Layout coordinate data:
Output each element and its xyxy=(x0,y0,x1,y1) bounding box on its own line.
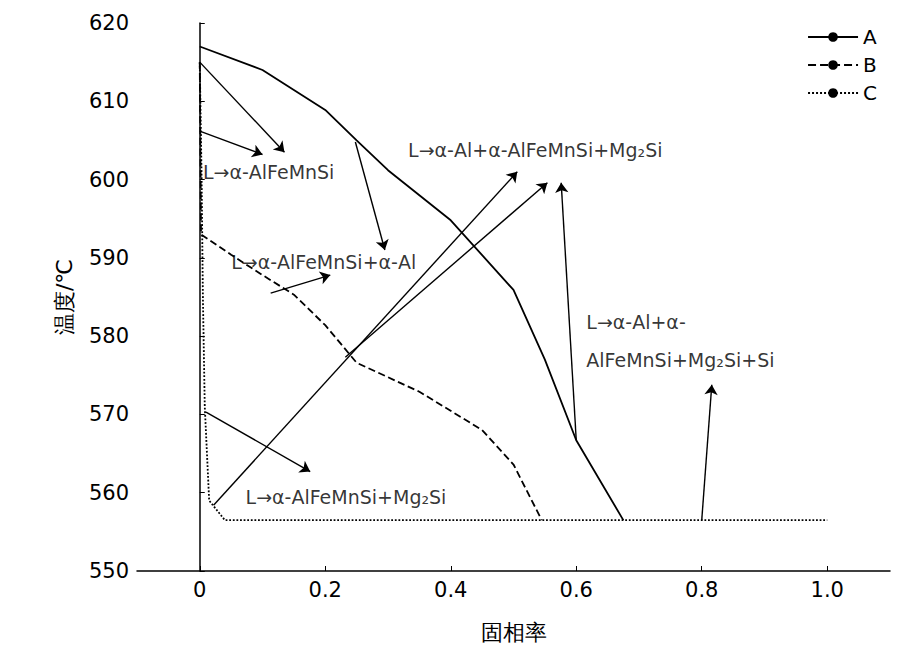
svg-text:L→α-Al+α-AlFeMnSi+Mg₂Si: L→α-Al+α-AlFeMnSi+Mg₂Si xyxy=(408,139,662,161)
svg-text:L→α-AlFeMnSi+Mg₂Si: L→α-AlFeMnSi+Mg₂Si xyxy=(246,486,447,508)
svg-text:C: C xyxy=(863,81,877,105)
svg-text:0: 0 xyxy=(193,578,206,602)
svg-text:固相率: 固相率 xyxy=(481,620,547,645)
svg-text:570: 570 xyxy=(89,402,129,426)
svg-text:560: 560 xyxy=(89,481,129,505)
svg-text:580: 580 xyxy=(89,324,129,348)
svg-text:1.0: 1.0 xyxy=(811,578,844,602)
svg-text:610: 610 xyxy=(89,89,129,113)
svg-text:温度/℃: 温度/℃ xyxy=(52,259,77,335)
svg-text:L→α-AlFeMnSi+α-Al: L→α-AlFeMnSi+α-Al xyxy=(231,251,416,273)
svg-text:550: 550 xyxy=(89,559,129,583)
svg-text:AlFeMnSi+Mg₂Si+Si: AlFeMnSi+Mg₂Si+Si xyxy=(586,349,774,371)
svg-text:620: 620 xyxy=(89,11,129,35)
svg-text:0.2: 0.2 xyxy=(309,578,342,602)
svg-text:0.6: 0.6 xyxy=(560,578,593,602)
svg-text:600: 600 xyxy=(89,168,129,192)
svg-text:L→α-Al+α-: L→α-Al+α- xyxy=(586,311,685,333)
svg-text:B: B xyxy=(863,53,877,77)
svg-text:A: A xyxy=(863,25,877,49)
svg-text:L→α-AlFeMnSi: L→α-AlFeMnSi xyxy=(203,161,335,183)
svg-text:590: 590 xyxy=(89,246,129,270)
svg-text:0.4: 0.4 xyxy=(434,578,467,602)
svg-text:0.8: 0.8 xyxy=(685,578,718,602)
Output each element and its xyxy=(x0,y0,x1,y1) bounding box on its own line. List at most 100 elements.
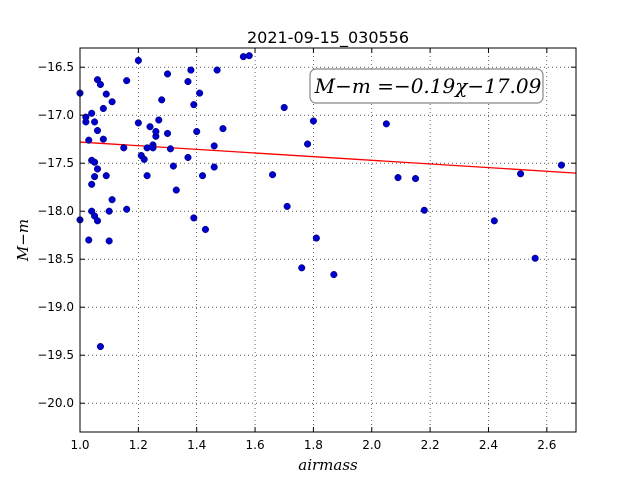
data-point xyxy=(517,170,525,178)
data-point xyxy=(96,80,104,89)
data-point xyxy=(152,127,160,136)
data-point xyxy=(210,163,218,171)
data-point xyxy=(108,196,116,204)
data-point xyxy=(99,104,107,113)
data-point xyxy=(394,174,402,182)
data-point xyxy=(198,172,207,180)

What to work on: Reproduce all of the material above line by line, with no changes. Leave the pictures out.

Solved problem:
Output each element and its xyxy=(x0,y0,x1,y1) bounding box on its own line.
svg-text:L→α-Al+α-AlFeMnSi+Mg₂Si: L→α-Al+α-AlFeMnSi+Mg₂Si xyxy=(408,139,662,161)
svg-text:L→α-AlFeMnSi+Mg₂Si: L→α-AlFeMnSi+Mg₂Si xyxy=(246,486,447,508)
svg-text:C: C xyxy=(863,81,877,105)
svg-text:0: 0 xyxy=(193,578,206,602)
svg-text:固相率: 固相率 xyxy=(481,620,547,645)
svg-text:570: 570 xyxy=(89,402,129,426)
svg-text:560: 560 xyxy=(89,481,129,505)
svg-text:580: 580 xyxy=(89,324,129,348)
svg-text:1.0: 1.0 xyxy=(811,578,844,602)
svg-text:610: 610 xyxy=(89,89,129,113)
svg-text:温度/℃: 温度/℃ xyxy=(52,259,77,335)
svg-text:L→α-AlFeMnSi+α-Al: L→α-AlFeMnSi+α-Al xyxy=(231,251,416,273)
svg-text:550: 550 xyxy=(89,559,129,583)
svg-text:AlFeMnSi+Mg₂Si+Si: AlFeMnSi+Mg₂Si+Si xyxy=(586,349,774,371)
svg-text:620: 620 xyxy=(89,11,129,35)
svg-text:0.2: 0.2 xyxy=(309,578,342,602)
svg-text:0.6: 0.6 xyxy=(560,578,593,602)
svg-text:600: 600 xyxy=(89,168,129,192)
svg-text:L→α-Al+α-: L→α-Al+α- xyxy=(586,311,685,333)
svg-text:B: B xyxy=(863,53,877,77)
svg-text:A: A xyxy=(863,25,877,49)
svg-text:L→α-AlFeMnSi: L→α-AlFeMnSi xyxy=(203,161,335,183)
svg-text:590: 590 xyxy=(89,246,129,270)
svg-text:0.4: 0.4 xyxy=(434,578,467,602)
svg-text:0.8: 0.8 xyxy=(685,578,718,602)
Output each element and its xyxy=(x0,y0,x1,y1) bounding box on its own line. List at most 100 elements.
data-point xyxy=(517,170,525,178)
data-point xyxy=(96,80,104,89)
data-point xyxy=(152,127,160,136)
data-point xyxy=(210,163,218,171)
data-point xyxy=(108,196,116,204)
data-point xyxy=(99,104,107,113)
data-point xyxy=(394,174,402,182)
data-point xyxy=(198,172,207,180)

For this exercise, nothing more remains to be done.